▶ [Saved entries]
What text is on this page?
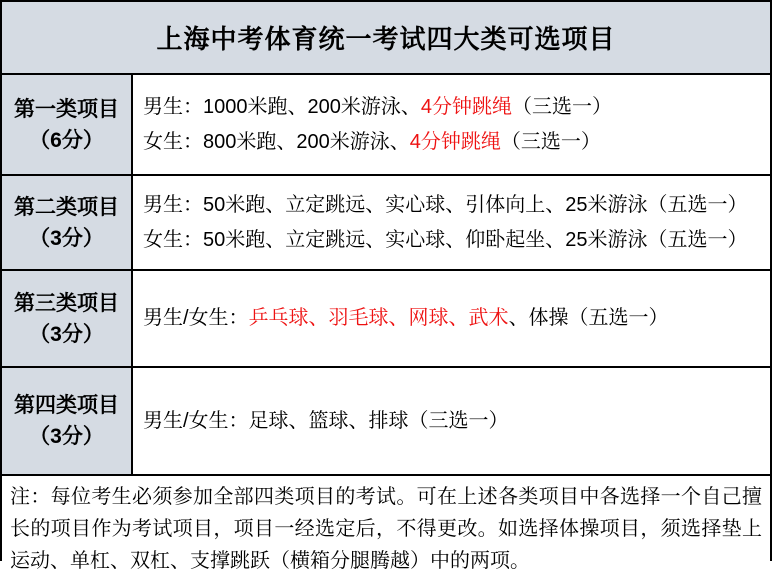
上海中考体育统一考试四大类可选项目
第一类项目
（6分）
男生：1000米跑、200米游泳、4分钟跳绳（三选一）
女生：800米跑、200米游泳、4分钟跳绳（三选一）
第二类项目
（3分）
男生：50米跑、立定跳远、实心球、引体向上、25米游泳（五选一）
女生：50米跑、立定跳远、实心球、仰卧起坐、25米游泳（五选一）
第三类项目
（3分）
男生/女生：乒乓球、羽毛球、网球、武术、体操（五选一）
第四类项目
（3分）
男生/女生：足球、篮球、排球（三选一）
注：每位考生必须参加全部四类项目的考试。可在上述各类项目中各选择一个自己擅长的项目作为考试项目，项目一经选定后，不得更改。如选择体操项目，须选择垫上运动、单杠、双杠、支撑跳跃（横箱分腿腾越）中的两项。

▶ [EXERCISE DETAILS] The entries above should be reproduced exactly, without their pictures.

▶ [ANSWER TO THIS TASK]
What text is on this page?
上海中考体育统一考试四大类可选项目
第一类项目
（6分）
男生：1000米跑、200米游泳、4分钟跳绳（三选一）
女生：800米跑、200米游泳、4分钟跳绳（三选一）
第二类项目
（3分）
男生：50米跑、立定跳远、实心球、引体向上、25米游泳（五选一）
女生：50米跑、立定跳远、实心球、仰卧起坐、25米游泳（五选一）
第三类项目
（3分）
男生/女生：乒乓球、羽毛球、网球、武术、体操（五选一）
第四类项目
（3分）
男生/女生：足球、篮球、排球（三选一）
注：每位考生必须参加全部四类项目的考试。可在上述各类项目中各选择一个自己擅长的项目作为考试项目，项目一经选定后，不得更改。如选择体操项目，须选择垫上运动、单杠、双杠、支撑跳跃（横箱分腿腾越）中的两项。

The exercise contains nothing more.